PROVIDED MATERIAL:
** begin **
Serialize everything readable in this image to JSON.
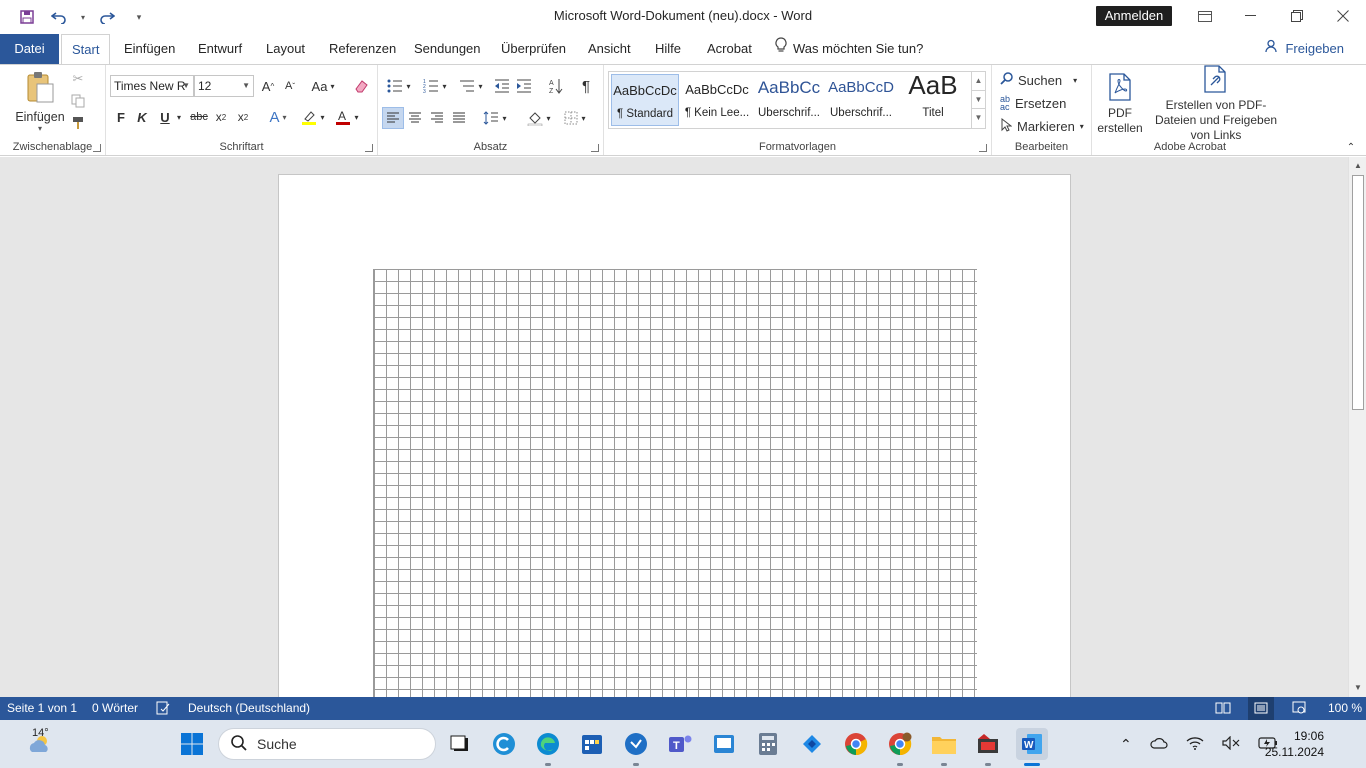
{
  "title_bar": {
    "document_title": "Microsoft Word-Dokument (neu).docx  -  Word",
    "signin_label": "Anmelden"
  },
  "tabs": {
    "file": "Datei",
    "items": [
      "Start",
      "Einfügen",
      "Entwurf",
      "Layout",
      "Referenzen",
      "Sendungen",
      "Überprüfen",
      "Ansicht",
      "Hilfe",
      "Acrobat"
    ],
    "active": "Start",
    "tell_me": "Was möchten Sie tun?",
    "share": "Freigeben"
  },
  "ribbon": {
    "clipboard": {
      "paste_label": "Einfügen",
      "group_label": "Zwischenablage"
    },
    "font": {
      "font_name": "Times New R",
      "font_size": "12",
      "group_label": "Schriftart",
      "bold": "F",
      "italic": "K",
      "underline": "U"
    },
    "paragraph": {
      "group_label": "Absatz"
    },
    "styles": {
      "group_label": "Formatvorlagen",
      "items": [
        {
          "sample": "AaBbCcDc",
          "name": "¶ Standard"
        },
        {
          "sample": "AaBbCcDc",
          "name": "¶ Kein Lee..."
        },
        {
          "sample": "AaBbCc",
          "name": "Überschrif..."
        },
        {
          "sample": "AaBbCcD",
          "name": "Überschrif..."
        },
        {
          "sample": "AaB",
          "name": "Titel"
        }
      ]
    },
    "editing": {
      "find": "Suchen",
      "replace": "Ersetzen",
      "select": "Markieren",
      "group_label": "Bearbeiten"
    },
    "acrobat": {
      "create_pdf": "PDF erstellen",
      "create_share": "Erstellen von PDF-Dateien und Freigeben von Links",
      "group_label": "Adobe Acrobat"
    }
  },
  "status_bar": {
    "page": "Seite 1 von 1",
    "words": "0 Wörter",
    "language": "Deutsch (Deutschland)",
    "zoom": "100 %"
  },
  "taskbar": {
    "weather": "14°",
    "search_placeholder": "Suche",
    "time": "19:06",
    "date": "25.11.2024"
  },
  "colors": {
    "accent": "#2b579a",
    "grid_line": "#9a9a9a"
  }
}
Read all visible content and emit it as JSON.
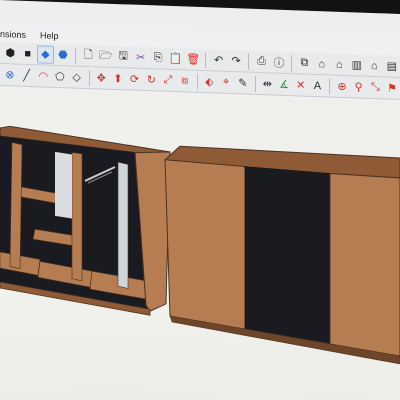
{
  "menubar": {
    "items": [
      "nsions",
      "Help"
    ]
  },
  "toolbar1": {
    "icons": [
      "components-icon",
      "solid-tools-icon",
      "extension-warehouse-icon",
      "extension-manager-icon",
      "new-icon",
      "open-icon",
      "save-icon",
      "cut-icon",
      "copy-icon",
      "paste-icon",
      "erase-icon",
      "undo-icon",
      "redo-icon",
      "print-icon",
      "model-info-icon",
      "iso-view-icon",
      "top-view-icon",
      "front-view-icon",
      "right-view-icon",
      "back-view-icon",
      "left-view-icon"
    ],
    "active": "solid-tools-icon"
  },
  "toolbar2": {
    "icons": [
      "orbit-icon",
      "line-icon",
      "arc-icon",
      "polygon-icon",
      "rotated-rect-icon",
      "move-icon",
      "push-pull-icon",
      "rotate-icon",
      "follow-me-icon",
      "scale-icon",
      "offset-icon",
      "paint-icon",
      "tape-measure-icon",
      "eraser-icon",
      "dimension-icon",
      "protractor-icon",
      "axes-icon",
      "text-icon",
      "section-plane-icon",
      "zoom-icon",
      "zoom-extents-icon",
      "walk-icon"
    ]
  },
  "colors": {
    "wood": "#b77d52",
    "wood_dark": "#8f5a36",
    "panel_black": "#1a1b20",
    "edge": "#4a3222"
  }
}
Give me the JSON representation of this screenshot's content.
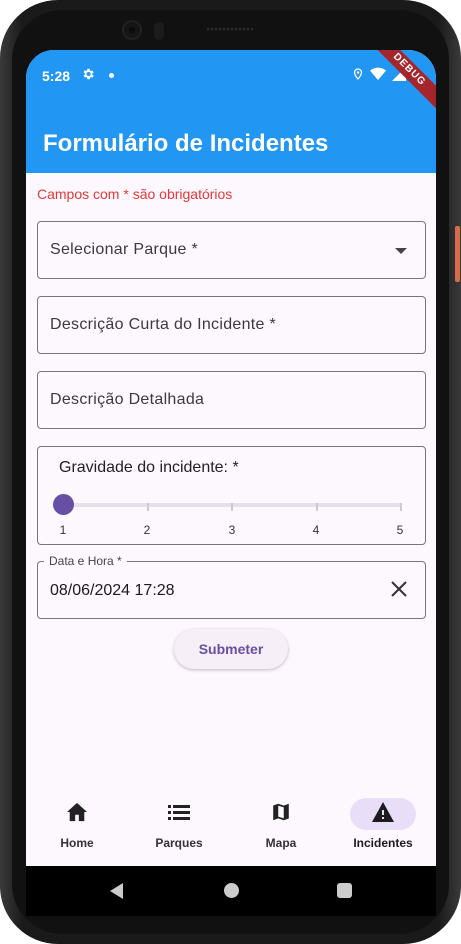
** end **
THE TASK: Using the material above, retype each entry exactly and omit the pictures.

WRITTEN REPLY:
Serialize everything readable in this image to JSON.
{
  "title_bar": {
    "document_title": "Microsoft Word-Dokument (neu).docx  -  Word",
    "signin_label": "Anmelden"
  },
  "tabs": {
    "file": "Datei",
    "items": [
      "Start",
      "Einfügen",
      "Entwurf",
      "Layout",
      "Referenzen",
      "Sendungen",
      "Überprüfen",
      "Ansicht",
      "Hilfe",
      "Acrobat"
    ],
    "active": "Start",
    "tell_me": "Was möchten Sie tun?",
    "share": "Freigeben"
  },
  "ribbon": {
    "clipboard": {
      "paste_label": "Einfügen",
      "group_label": "Zwischenablage"
    },
    "font": {
      "font_name": "Times New R",
      "font_size": "12",
      "group_label": "Schriftart",
      "bold": "F",
      "italic": "K",
      "underline": "U"
    },
    "paragraph": {
      "group_label": "Absatz"
    },
    "styles": {
      "group_label": "Formatvorlagen",
      "items": [
        {
          "sample": "AaBbCcDc",
          "name": "¶ Standard"
        },
        {
          "sample": "AaBbCcDc",
          "name": "¶ Kein Lee..."
        },
        {
          "sample": "AaBbCc",
          "name": "Überschrif..."
        },
        {
          "sample": "AaBbCcD",
          "name": "Überschrif..."
        },
        {
          "sample": "AaB",
          "name": "Titel"
        }
      ]
    },
    "editing": {
      "find": "Suchen",
      "replace": "Ersetzen",
      "select": "Markieren",
      "group_label": "Bearbeiten"
    },
    "acrobat": {
      "create_pdf": "PDF erstellen",
      "create_share": "Erstellen von PDF-Dateien und Freigeben von Links",
      "group_label": "Adobe Acrobat"
    }
  },
  "status_bar": {
    "page": "Seite 1 von 1",
    "words": "0 Wörter",
    "language": "Deutsch (Deutschland)",
    "zoom": "100 %"
  },
  "taskbar": {
    "weather": "14°",
    "search_placeholder": "Suche",
    "time": "19:06",
    "date": "25.11.2024"
  },
  "colors": {
    "accent": "#2b579a",
    "grid_line": "#9a9a9a"
  }
}
Read all visible content and emit it as JSON.
{
  "menubar": {
    "items": [
      "nsions",
      "Help"
    ]
  },
  "toolbar1": {
    "icons": [
      "components-icon",
      "solid-tools-icon",
      "extension-warehouse-icon",
      "extension-manager-icon",
      "new-icon",
      "open-icon",
      "save-icon",
      "cut-icon",
      "copy-icon",
      "paste-icon",
      "erase-icon",
      "undo-icon",
      "redo-icon",
      "print-icon",
      "model-info-icon",
      "iso-view-icon",
      "top-view-icon",
      "front-view-icon",
      "right-view-icon",
      "back-view-icon",
      "left-view-icon"
    ],
    "active": "solid-tools-icon"
  },
  "toolbar2": {
    "icons": [
      "orbit-icon",
      "line-icon",
      "arc-icon",
      "polygon-icon",
      "rotated-rect-icon",
      "move-icon",
      "push-pull-icon",
      "rotate-icon",
      "follow-me-icon",
      "scale-icon",
      "offset-icon",
      "paint-icon",
      "tape-measure-icon",
      "eraser-icon",
      "dimension-icon",
      "protractor-icon",
      "axes-icon",
      "text-icon",
      "section-plane-icon",
      "zoom-icon",
      "zoom-extents-icon",
      "walk-icon"
    ]
  },
  "colors": {
    "wood": "#b77d52",
    "wood_dark": "#8f5a36",
    "panel_black": "#1a1b20",
    "edge": "#4a3222"
  }
}
Give me the JSON representation of this screenshot's content.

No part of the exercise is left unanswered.